(Extracts from a graphics dataset)
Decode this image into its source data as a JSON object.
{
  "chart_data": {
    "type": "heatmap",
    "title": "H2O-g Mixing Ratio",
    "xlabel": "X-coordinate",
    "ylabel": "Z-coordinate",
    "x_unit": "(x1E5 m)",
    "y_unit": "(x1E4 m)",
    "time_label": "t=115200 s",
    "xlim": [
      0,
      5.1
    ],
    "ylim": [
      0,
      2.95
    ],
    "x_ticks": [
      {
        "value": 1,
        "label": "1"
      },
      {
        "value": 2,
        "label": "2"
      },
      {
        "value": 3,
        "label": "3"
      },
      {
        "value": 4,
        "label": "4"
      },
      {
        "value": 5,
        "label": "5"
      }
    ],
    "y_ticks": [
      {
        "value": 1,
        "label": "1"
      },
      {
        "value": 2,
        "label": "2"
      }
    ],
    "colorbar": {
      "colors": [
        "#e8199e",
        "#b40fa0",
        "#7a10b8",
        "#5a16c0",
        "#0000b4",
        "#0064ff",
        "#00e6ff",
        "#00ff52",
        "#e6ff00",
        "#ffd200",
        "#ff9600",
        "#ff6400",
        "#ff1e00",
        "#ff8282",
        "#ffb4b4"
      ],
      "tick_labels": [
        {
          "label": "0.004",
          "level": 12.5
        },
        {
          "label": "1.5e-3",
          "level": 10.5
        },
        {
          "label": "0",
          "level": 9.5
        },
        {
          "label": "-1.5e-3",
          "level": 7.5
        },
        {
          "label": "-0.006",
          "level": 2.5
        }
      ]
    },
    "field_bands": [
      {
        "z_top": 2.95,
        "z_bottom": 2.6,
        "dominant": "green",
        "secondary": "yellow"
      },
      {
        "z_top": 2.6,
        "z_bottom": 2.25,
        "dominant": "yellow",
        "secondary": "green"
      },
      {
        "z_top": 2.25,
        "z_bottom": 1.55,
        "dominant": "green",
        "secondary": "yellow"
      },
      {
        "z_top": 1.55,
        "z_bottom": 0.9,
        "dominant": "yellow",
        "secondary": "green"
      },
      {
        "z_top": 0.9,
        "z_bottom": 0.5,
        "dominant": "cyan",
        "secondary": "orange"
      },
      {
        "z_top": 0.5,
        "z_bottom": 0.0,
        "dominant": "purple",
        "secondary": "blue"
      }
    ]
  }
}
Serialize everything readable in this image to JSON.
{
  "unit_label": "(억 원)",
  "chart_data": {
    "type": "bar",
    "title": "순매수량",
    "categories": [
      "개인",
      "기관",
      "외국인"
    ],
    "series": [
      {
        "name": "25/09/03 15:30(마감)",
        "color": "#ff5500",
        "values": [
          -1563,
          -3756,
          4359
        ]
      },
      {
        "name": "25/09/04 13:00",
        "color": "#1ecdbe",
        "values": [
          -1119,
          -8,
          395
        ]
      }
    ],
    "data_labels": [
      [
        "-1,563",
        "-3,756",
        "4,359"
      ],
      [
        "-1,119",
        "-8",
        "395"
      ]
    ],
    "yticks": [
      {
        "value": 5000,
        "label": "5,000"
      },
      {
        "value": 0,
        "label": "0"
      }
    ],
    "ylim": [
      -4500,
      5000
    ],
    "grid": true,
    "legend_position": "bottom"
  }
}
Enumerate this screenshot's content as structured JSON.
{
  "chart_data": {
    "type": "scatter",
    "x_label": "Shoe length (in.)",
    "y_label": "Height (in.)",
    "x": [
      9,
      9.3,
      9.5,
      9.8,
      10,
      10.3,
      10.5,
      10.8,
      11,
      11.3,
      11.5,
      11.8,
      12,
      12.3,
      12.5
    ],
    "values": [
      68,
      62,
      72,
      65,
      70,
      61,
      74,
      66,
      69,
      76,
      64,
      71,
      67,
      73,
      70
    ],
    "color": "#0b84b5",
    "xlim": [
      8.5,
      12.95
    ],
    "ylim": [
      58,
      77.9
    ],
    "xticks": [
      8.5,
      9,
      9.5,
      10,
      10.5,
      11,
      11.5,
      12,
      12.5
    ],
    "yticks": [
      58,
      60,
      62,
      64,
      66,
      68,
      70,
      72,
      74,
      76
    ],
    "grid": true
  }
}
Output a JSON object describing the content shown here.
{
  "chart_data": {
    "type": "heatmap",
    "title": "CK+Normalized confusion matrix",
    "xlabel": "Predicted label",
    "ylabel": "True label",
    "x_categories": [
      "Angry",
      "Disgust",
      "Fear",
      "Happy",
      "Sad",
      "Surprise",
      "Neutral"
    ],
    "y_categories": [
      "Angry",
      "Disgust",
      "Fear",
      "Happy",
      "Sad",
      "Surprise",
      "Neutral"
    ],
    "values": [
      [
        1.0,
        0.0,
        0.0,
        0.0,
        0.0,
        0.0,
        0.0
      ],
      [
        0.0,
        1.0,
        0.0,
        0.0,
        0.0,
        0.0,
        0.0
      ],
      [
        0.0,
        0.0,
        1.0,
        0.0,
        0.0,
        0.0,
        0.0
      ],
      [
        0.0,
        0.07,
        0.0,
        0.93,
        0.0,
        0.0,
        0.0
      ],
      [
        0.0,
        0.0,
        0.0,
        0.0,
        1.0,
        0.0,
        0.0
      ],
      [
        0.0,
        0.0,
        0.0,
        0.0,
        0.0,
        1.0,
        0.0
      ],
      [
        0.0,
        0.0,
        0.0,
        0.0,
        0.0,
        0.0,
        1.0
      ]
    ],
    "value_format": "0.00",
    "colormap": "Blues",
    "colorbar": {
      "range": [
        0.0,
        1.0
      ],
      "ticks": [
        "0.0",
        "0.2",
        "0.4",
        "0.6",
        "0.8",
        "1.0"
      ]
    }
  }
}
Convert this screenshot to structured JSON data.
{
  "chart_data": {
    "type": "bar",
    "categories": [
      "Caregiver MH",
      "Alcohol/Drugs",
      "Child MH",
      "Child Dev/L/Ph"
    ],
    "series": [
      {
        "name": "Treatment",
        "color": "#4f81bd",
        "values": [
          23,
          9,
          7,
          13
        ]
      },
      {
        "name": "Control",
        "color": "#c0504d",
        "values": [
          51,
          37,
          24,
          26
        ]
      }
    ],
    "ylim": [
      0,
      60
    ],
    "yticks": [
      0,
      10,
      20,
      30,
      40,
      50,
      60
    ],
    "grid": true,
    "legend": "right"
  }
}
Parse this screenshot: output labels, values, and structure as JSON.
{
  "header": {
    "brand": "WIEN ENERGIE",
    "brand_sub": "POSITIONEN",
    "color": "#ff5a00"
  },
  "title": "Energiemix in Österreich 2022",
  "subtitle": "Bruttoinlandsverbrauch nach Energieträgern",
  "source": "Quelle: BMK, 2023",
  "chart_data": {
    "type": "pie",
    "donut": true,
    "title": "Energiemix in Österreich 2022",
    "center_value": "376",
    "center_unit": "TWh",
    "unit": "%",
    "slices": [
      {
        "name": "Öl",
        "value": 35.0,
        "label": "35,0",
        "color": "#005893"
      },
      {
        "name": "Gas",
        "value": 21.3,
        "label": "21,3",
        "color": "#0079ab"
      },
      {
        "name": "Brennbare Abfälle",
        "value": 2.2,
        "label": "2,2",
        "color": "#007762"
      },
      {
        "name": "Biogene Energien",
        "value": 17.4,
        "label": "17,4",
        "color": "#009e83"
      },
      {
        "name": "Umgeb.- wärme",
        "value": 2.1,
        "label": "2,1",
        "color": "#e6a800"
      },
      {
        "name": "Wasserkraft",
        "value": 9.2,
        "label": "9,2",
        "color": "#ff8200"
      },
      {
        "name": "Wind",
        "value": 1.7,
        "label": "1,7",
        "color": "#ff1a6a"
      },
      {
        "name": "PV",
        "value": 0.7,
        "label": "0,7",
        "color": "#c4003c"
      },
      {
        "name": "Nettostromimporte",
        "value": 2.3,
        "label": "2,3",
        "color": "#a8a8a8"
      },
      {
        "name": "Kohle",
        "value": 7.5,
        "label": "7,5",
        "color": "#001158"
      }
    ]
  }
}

* [Exercise]:
Return exactly the lines from the one containing "Parse this screenshot: output" through the last line of the records above, both included, and nothing else.

* [Completed task]:
Parse this screenshot: output labels, values, and structure as JSON.
{
  "header": {
    "brand": "WIEN ENERGIE",
    "brand_sub": "POSITIONEN",
    "color": "#ff5a00"
  },
  "title": "Energiemix in Österreich 2022",
  "subtitle": "Bruttoinlandsverbrauch nach Energieträgern",
  "source": "Quelle: BMK, 2023",
  "chart_data": {
    "type": "pie",
    "donut": true,
    "title": "Energiemix in Österreich 2022",
    "center_value": "376",
    "center_unit": "TWh",
    "unit": "%",
    "slices": [
      {
        "name": "Öl",
        "value": 35.0,
        "label": "35,0",
        "color": "#005893"
      },
      {
        "name": "Gas",
        "value": 21.3,
        "label": "21,3",
        "color": "#0079ab"
      },
      {
        "name": "Brennbare Abfälle",
        "value": 2.2,
        "label": "2,2",
        "color": "#007762"
      },
      {
        "name": "Biogene Energien",
        "value": 17.4,
        "label": "17,4",
        "color": "#009e83"
      },
      {
        "name": "Umgeb.- wärme",
        "value": 2.1,
        "label": "2,1",
        "color": "#e6a800"
      },
      {
        "name": "Wasserkraft",
        "value": 9.2,
        "label": "9,2",
        "color": "#ff8200"
      },
      {
        "name": "Wind",
        "value": 1.7,
        "label": "1,7",
        "color": "#ff1a6a"
      },
      {
        "name": "PV",
        "value": 0.7,
        "label": "0,7",
        "color": "#c4003c"
      },
      {
        "name": "Nettostromimporte",
        "value": 2.3,
        "label": "2,3",
        "color": "#a8a8a8"
      },
      {
        "name": "Kohle",
        "value": 7.5,
        "label": "7,5",
        "color": "#001158"
      }
    ]
  }
}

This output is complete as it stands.